● Records supplied
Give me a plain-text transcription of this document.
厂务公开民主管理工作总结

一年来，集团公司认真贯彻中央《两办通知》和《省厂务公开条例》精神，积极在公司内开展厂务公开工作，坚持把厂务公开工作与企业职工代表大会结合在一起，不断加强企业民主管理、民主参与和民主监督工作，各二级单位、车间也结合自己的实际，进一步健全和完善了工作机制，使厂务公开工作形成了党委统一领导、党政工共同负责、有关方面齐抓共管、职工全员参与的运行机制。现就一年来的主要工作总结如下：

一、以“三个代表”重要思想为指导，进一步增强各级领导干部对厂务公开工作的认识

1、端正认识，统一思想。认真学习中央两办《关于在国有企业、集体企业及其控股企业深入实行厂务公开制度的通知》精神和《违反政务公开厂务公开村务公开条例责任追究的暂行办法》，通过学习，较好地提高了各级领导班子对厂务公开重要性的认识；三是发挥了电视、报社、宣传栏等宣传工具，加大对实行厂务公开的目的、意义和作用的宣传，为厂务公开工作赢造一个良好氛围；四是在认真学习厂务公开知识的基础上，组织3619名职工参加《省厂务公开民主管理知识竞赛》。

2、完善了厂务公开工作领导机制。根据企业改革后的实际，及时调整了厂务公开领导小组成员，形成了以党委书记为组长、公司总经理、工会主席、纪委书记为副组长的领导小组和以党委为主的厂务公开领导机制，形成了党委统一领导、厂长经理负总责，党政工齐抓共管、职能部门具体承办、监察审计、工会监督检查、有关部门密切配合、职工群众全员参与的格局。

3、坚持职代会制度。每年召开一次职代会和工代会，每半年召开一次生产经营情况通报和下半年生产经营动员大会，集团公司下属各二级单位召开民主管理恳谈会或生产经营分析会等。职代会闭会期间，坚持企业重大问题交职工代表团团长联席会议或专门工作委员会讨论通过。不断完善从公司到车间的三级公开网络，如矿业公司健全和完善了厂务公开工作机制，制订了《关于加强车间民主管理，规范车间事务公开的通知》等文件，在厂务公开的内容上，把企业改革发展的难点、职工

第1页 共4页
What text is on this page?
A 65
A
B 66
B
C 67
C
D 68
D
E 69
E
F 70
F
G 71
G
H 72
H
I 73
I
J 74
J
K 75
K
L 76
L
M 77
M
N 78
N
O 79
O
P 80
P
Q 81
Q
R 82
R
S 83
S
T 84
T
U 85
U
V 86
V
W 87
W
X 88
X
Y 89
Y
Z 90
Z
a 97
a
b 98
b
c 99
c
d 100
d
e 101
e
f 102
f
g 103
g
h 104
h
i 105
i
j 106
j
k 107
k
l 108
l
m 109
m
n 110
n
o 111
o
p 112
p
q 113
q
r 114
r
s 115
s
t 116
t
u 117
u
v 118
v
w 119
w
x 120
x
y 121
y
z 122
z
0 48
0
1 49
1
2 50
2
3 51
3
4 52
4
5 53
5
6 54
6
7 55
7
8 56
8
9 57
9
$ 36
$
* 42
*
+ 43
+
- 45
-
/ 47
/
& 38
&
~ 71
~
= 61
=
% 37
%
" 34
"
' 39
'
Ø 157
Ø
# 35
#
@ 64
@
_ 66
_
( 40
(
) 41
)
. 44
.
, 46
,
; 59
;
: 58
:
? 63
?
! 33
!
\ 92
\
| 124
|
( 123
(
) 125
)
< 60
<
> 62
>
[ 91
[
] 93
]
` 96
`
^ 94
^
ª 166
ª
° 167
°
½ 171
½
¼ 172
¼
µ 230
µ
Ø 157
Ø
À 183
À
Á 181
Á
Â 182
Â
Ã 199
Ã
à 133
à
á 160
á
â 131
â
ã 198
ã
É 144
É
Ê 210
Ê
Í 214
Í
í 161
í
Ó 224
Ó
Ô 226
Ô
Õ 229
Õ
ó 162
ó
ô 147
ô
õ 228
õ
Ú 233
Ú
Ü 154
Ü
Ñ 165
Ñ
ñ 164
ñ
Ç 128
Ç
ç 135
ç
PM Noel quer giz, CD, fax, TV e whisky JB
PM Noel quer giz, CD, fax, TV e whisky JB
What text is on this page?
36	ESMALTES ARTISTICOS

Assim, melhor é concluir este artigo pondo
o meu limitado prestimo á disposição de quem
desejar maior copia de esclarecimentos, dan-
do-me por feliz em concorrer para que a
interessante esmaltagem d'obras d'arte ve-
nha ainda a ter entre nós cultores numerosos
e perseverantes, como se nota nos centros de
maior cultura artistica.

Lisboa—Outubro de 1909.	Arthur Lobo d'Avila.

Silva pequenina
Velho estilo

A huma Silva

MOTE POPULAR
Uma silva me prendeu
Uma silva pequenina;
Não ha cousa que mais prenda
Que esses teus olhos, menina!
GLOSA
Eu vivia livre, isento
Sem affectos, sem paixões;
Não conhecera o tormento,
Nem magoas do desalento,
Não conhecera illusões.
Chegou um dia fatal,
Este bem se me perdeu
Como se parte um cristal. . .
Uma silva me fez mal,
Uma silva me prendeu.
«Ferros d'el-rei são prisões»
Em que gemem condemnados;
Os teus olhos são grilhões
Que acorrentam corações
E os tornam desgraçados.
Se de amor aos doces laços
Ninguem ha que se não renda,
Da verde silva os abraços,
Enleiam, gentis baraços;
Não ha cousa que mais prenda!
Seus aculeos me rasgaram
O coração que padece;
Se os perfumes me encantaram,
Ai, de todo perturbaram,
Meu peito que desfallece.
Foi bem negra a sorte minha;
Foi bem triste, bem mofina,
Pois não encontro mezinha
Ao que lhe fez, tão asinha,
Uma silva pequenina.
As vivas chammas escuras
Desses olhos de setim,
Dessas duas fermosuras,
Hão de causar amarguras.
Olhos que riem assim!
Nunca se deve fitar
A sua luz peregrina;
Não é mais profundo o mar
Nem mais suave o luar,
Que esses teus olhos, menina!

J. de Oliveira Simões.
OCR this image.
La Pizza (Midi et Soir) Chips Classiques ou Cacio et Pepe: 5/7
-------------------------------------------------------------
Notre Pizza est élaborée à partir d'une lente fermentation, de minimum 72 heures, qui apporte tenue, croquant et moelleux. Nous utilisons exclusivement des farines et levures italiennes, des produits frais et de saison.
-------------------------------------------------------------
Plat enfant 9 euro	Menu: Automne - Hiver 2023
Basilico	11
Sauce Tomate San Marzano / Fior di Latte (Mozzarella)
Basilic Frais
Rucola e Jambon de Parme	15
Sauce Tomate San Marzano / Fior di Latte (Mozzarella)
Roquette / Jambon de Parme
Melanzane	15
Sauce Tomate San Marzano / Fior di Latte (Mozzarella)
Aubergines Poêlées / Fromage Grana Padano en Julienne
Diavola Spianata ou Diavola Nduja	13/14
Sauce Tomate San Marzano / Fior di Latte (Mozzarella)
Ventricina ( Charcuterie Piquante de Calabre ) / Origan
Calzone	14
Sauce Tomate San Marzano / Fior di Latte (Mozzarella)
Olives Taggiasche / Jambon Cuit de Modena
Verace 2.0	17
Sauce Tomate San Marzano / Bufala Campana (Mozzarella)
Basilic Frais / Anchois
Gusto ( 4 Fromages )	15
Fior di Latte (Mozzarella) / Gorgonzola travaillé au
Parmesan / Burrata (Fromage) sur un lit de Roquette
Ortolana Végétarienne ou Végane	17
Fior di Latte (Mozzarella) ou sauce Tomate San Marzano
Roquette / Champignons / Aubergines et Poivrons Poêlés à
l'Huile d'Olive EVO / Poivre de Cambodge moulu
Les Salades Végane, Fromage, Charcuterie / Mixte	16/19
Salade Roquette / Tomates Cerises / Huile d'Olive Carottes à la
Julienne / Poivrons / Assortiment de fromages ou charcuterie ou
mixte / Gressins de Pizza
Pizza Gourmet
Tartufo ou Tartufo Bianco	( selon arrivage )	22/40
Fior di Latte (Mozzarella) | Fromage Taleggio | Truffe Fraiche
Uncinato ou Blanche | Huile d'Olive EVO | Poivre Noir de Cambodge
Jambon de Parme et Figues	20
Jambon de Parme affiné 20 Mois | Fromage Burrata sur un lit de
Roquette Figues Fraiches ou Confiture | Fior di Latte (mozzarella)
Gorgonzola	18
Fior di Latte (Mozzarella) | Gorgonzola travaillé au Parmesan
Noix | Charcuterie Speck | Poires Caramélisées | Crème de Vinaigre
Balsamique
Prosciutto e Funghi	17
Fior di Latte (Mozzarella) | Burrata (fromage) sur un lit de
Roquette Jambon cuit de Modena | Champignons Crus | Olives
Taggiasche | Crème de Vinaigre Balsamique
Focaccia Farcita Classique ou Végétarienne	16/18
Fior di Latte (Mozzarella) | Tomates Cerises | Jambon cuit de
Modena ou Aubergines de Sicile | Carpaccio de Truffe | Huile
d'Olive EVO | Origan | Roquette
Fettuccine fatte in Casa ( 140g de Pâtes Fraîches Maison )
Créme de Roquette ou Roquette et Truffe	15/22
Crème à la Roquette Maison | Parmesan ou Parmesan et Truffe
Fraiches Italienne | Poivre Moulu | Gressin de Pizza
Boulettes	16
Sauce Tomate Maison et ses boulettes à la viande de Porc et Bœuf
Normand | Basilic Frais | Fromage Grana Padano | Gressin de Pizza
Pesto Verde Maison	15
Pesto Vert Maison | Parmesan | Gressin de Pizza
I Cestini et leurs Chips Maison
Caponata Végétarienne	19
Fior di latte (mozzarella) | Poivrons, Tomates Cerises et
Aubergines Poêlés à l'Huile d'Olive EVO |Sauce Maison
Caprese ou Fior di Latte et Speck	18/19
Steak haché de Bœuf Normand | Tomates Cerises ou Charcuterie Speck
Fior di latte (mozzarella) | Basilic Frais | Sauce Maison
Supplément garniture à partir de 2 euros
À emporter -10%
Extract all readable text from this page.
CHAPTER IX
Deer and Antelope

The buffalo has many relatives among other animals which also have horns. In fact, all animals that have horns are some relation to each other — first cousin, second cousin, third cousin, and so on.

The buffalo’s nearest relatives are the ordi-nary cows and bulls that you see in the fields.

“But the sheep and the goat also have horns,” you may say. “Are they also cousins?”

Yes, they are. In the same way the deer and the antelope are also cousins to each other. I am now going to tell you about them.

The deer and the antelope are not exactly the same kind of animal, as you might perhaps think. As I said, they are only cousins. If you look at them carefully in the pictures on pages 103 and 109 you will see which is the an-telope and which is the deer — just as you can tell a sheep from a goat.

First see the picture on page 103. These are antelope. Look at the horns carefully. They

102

● What this task involves
Take every line from the data above that holds "conhecera" and copy it out.

● Worked solution
Não conhecera o tormento,
Não conhecera illusões.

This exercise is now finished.